(Items from a data source)

-=-=-

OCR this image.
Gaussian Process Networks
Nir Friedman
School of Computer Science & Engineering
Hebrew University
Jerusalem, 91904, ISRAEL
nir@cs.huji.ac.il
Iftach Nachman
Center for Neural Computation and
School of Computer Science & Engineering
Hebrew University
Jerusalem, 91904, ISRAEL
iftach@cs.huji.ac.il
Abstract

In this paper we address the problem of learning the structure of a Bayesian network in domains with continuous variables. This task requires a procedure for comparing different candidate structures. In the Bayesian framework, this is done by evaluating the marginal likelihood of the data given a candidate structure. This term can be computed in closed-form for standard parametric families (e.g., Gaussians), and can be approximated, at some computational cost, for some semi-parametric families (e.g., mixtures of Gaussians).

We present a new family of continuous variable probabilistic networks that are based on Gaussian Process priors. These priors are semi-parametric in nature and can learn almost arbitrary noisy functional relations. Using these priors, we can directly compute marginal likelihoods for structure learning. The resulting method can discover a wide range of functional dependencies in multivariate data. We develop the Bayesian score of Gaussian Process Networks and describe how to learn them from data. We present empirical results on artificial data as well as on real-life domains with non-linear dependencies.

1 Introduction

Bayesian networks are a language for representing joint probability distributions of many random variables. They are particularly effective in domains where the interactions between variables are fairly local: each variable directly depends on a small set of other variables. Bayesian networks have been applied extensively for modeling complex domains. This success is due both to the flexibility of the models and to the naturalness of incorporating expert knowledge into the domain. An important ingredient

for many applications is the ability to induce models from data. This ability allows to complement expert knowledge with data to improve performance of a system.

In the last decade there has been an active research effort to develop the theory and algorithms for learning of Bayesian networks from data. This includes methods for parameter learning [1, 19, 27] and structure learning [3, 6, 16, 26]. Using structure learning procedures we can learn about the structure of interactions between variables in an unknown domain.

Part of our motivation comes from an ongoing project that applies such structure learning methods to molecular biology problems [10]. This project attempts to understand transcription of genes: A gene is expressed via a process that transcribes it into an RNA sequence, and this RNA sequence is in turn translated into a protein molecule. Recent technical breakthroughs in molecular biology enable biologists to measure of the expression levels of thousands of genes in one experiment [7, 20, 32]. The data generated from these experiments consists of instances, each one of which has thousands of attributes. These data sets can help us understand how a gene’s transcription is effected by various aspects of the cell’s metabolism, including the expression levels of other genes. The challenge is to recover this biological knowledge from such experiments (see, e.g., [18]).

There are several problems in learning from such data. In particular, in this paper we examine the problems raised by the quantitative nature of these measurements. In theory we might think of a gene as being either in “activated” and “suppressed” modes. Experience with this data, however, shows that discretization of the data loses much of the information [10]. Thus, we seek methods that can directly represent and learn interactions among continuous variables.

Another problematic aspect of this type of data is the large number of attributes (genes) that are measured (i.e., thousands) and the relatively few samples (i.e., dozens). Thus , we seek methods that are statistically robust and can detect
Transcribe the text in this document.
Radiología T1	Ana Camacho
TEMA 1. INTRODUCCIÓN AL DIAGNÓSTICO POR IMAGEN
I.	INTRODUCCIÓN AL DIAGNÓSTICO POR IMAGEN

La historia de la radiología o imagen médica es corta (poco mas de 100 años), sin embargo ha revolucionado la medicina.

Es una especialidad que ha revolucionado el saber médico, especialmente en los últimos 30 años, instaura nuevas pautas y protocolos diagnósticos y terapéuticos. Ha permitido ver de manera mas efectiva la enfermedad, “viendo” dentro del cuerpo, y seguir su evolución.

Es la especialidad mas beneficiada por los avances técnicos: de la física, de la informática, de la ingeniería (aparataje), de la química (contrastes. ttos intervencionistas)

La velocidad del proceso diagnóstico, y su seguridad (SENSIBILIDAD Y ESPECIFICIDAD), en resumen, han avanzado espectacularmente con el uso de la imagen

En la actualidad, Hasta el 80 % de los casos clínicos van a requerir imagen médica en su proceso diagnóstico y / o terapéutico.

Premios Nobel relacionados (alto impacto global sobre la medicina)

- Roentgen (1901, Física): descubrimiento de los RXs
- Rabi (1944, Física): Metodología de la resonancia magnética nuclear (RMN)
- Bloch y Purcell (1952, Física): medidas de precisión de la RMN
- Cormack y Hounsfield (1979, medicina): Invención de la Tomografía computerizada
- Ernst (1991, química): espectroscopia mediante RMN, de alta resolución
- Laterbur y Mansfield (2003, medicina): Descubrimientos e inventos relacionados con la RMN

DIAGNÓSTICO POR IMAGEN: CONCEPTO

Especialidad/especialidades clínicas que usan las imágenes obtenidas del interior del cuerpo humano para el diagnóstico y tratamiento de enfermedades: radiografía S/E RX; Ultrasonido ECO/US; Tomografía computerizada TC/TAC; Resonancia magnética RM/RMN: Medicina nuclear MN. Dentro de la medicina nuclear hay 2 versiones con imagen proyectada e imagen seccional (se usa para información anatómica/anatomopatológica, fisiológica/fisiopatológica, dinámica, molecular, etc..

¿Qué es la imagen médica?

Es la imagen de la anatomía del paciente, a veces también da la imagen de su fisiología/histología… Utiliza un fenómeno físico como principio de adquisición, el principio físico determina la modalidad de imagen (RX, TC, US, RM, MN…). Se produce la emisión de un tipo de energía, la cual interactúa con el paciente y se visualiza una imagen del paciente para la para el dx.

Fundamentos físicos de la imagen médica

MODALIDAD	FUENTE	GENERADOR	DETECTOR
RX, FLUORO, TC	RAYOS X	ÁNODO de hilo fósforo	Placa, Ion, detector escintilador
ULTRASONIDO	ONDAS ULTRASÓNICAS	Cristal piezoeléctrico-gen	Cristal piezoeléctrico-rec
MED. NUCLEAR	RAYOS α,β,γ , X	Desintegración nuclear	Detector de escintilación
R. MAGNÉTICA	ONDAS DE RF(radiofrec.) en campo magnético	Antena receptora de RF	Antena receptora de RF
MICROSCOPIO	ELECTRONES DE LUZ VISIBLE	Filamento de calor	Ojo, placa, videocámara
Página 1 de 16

-=-=-

(Exercise goal) Report each line in the entries where the string "química" occurs.

(Solution to this task)
Es la especialidad mas beneficiada por los avances técnicos: de la física, de la informática, de la ingeniería (aparataje), de la química (contrastes. ttos intervencionistas)
- Ernst (1991, química): espectroscopia mediante RMN, de alta resolución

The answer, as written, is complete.